To be done
Transcribe each line of the material as it is, and drop any picture.

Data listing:
━━━━━━━━━━━━━━━━━━━━

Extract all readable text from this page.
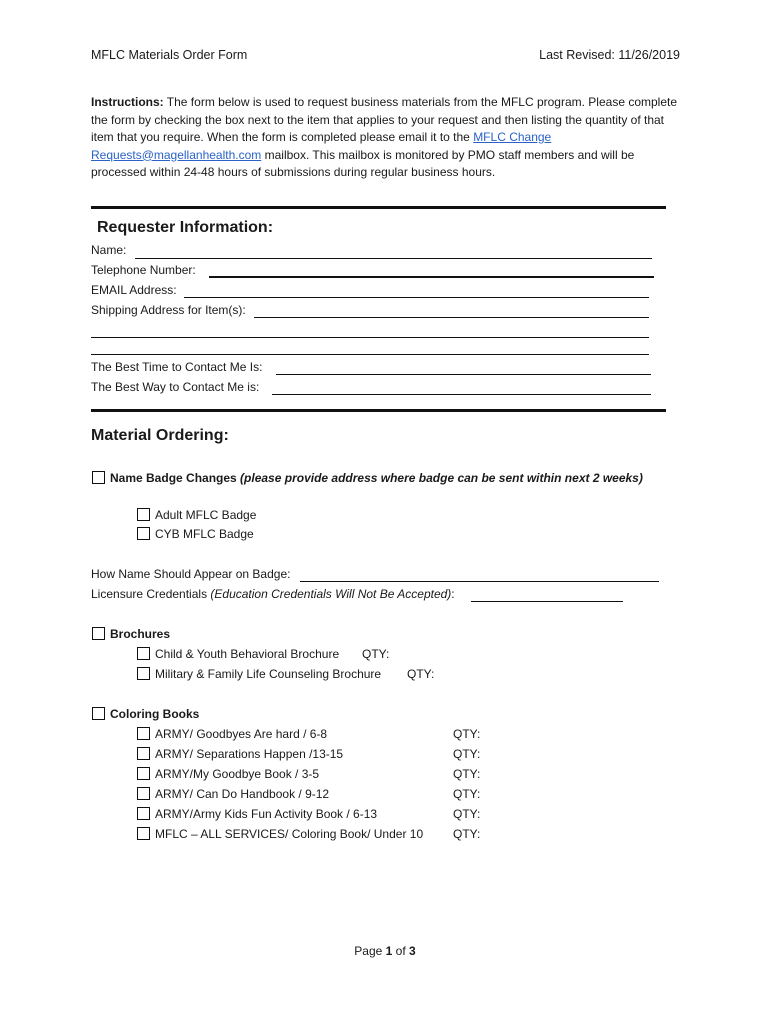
MFLC Materials Order Form	Last Revised: 11/26/2019
Instructions: The form below is used to request business materials from the MFLC program. Please complete the form by checking the box next to the item that applies to your request and then listing the quantity of that item that you require. When the form is completed please email it to the MFLC Change Requests@magellanhealth.com mailbox. This mailbox is monitored by PMO staff members and will be processed within 24-48 hours of submissions during regular business hours.
Requester Information:
Name:
Telephone Number:
EMAIL Address:
Shipping Address for Item(s):
The Best Time to Contact Me Is:
The Best Way to Contact Me is:
Material Ordering:
Name Badge Changes (please provide address where badge can be sent within next 2 weeks)
Adult MFLC Badge
CYB MFLC Badge
How Name Should Appear on Badge:
Licensure Credentials (Education Credentials Will Not Be Accepted):
Brochures
Child & Youth Behavioral Brochure QTY:
Military & Family Life Counseling Brochure QTY:
Coloring Books
ARMY/ Goodbyes Are hard / 6-8	QTY:
ARMY/ Separations Happen /13-15	QTY:
ARMY/My Goodbye Book / 3-5	QTY:
ARMY/ Can Do Handbook / 9-12	QTY:
ARMY/Army Kids Fun Activity Book / 6-13	QTY:
MFLC – ALL SERVICES/ Coloring Book/ Under 10 QTY:
Page 1 of 3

━━━━━━━━━━━━━━━━━━━━

The response
Extract all readable text from this page.
MFLC Materials Order Form	Last Revised: 11/26/2019
Instructions: The form below is used to request business materials from the MFLC program. Please complete the form by checking the box next to the item that applies to your request and then listing the quantity of that item that you require. When the form is completed please email it to the MFLC Change Requests@magellanhealth.com mailbox. This mailbox is monitored by PMO staff members and will be processed within 24-48 hours of submissions during regular business hours.
Requester Information:
Name:
Telephone Number:
EMAIL Address:
Shipping Address for Item(s):
The Best Time to Contact Me Is:
The Best Way to Contact Me is:
Material Ordering:
Name Badge Changes (please provide address where badge can be sent within next 2 weeks)
Adult MFLC Badge
CYB MFLC Badge
How Name Should Appear on Badge:
Licensure Credentials (Education Credentials Will Not Be Accepted):
Brochures
Child & Youth Behavioral Brochure QTY:
Military & Family Life Counseling Brochure QTY:
Coloring Books
ARMY/ Goodbyes Are hard / 6-8	QTY:
ARMY/ Separations Happen /13-15	QTY:
ARMY/My Goodbye Book / 3-5	QTY:
ARMY/ Can Do Handbook / 9-12	QTY:
ARMY/Army Kids Fun Activity Book / 6-13	QTY:
MFLC – ALL SERVICES/ Coloring Book/ Under 10 QTY:
Page 1 of 3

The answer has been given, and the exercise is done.